§ Description of the task
For every line in the records that has the word "Anyar", make a copy.

§ Records supplied

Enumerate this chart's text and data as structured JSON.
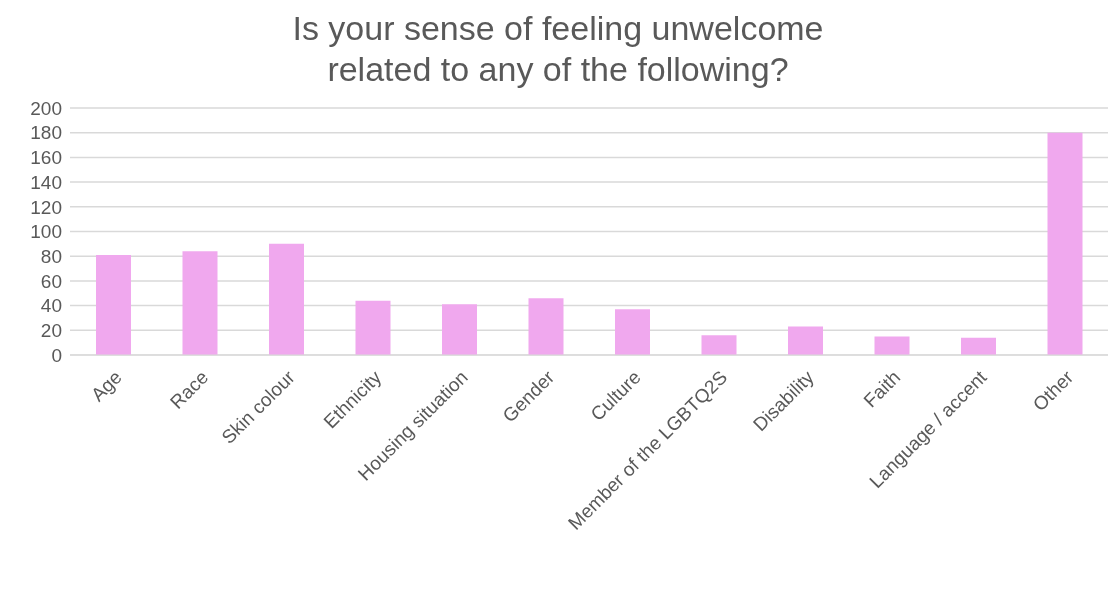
{
  "chart_data": {
    "type": "bar",
    "title": "Is your sense of feeling unwelcome\nrelated to any of the following?",
    "categories": [
      "Age",
      "Race",
      "Skin colour",
      "Ethnicity",
      "Housing situation",
      "Gender",
      "Culture",
      "Member of the LGBTQ2S",
      "Disability",
      "Faith",
      "Language / accent",
      "Other"
    ],
    "values": [
      81,
      84,
      90,
      44,
      41,
      46,
      37,
      16,
      23,
      15,
      14,
      180
    ],
    "color": "#f0a8ee",
    "ylim": [
      0,
      200
    ],
    "yticks": [
      0,
      20,
      40,
      60,
      80,
      100,
      120,
      140,
      160,
      180,
      200
    ],
    "grid": "y"
  }
}
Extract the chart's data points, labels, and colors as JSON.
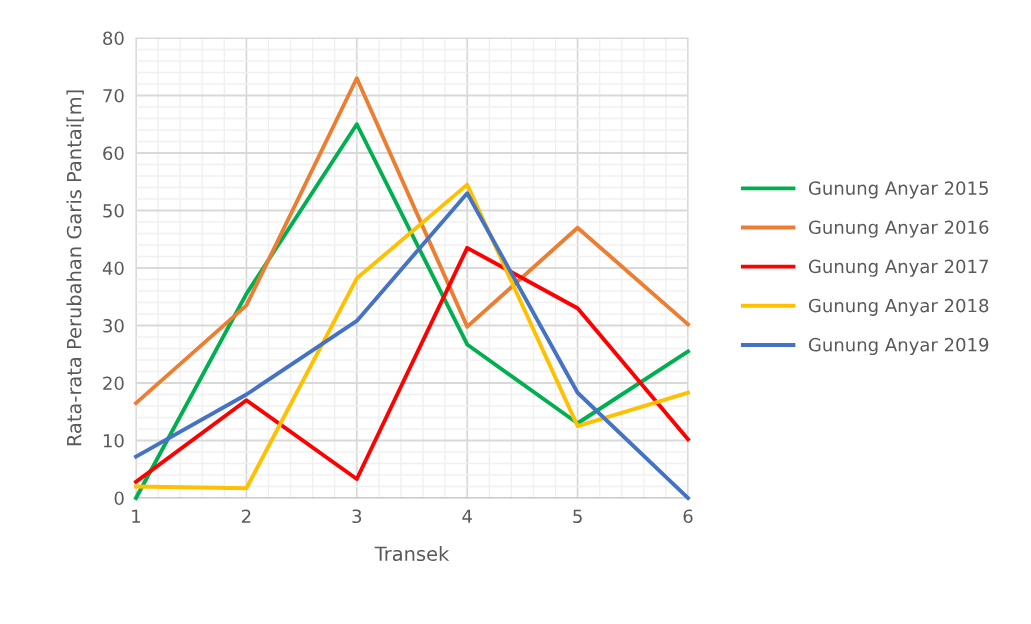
{
  "chart_data": {
    "type": "line",
    "xlabel": "Transek",
    "ylabel": "Rata-rata Perubahan Garis Pantai[m]",
    "x": [
      1,
      2,
      3,
      4,
      5,
      6
    ],
    "series": [
      {
        "name": "Gunung Anyar 2015",
        "color": "#00b050",
        "values": [
          0,
          35.5,
          65,
          26.7,
          13,
          25.5
        ]
      },
      {
        "name": "Gunung Anyar 2016",
        "color": "#ed7d31",
        "values": [
          16.5,
          33.5,
          73,
          29.8,
          47,
          30.2
        ]
      },
      {
        "name": "Gunung Anyar 2017",
        "color": "#ff0000",
        "values": [
          2.8,
          17,
          3.3,
          43.5,
          33,
          10.2
        ]
      },
      {
        "name": "Gunung Anyar 2018",
        "color": "#ffc000",
        "values": [
          2,
          1.7,
          38.2,
          54.5,
          12.5,
          18.3
        ]
      },
      {
        "name": "Gunung Anyar 2019",
        "color": "#4472c4",
        "values": [
          7.2,
          18,
          30.8,
          53,
          18.3,
          0
        ]
      }
    ],
    "xlim": [
      1,
      6
    ],
    "xticks": [
      1,
      2,
      3,
      4,
      5,
      6
    ],
    "ylim": [
      0,
      80
    ],
    "yticks": [
      0,
      10,
      20,
      30,
      40,
      50,
      60,
      70,
      80
    ],
    "grid": true,
    "legend": "right",
    "marker": "none",
    "line_style": "solid"
  }
}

§ Task response
        "name": "Gunung Anyar 2015",
        "name": "Gunung Anyar 2016",
        "name": "Gunung Anyar 2017",
        "name": "Gunung Anyar 2018",
        "name": "Gunung Anyar 2019",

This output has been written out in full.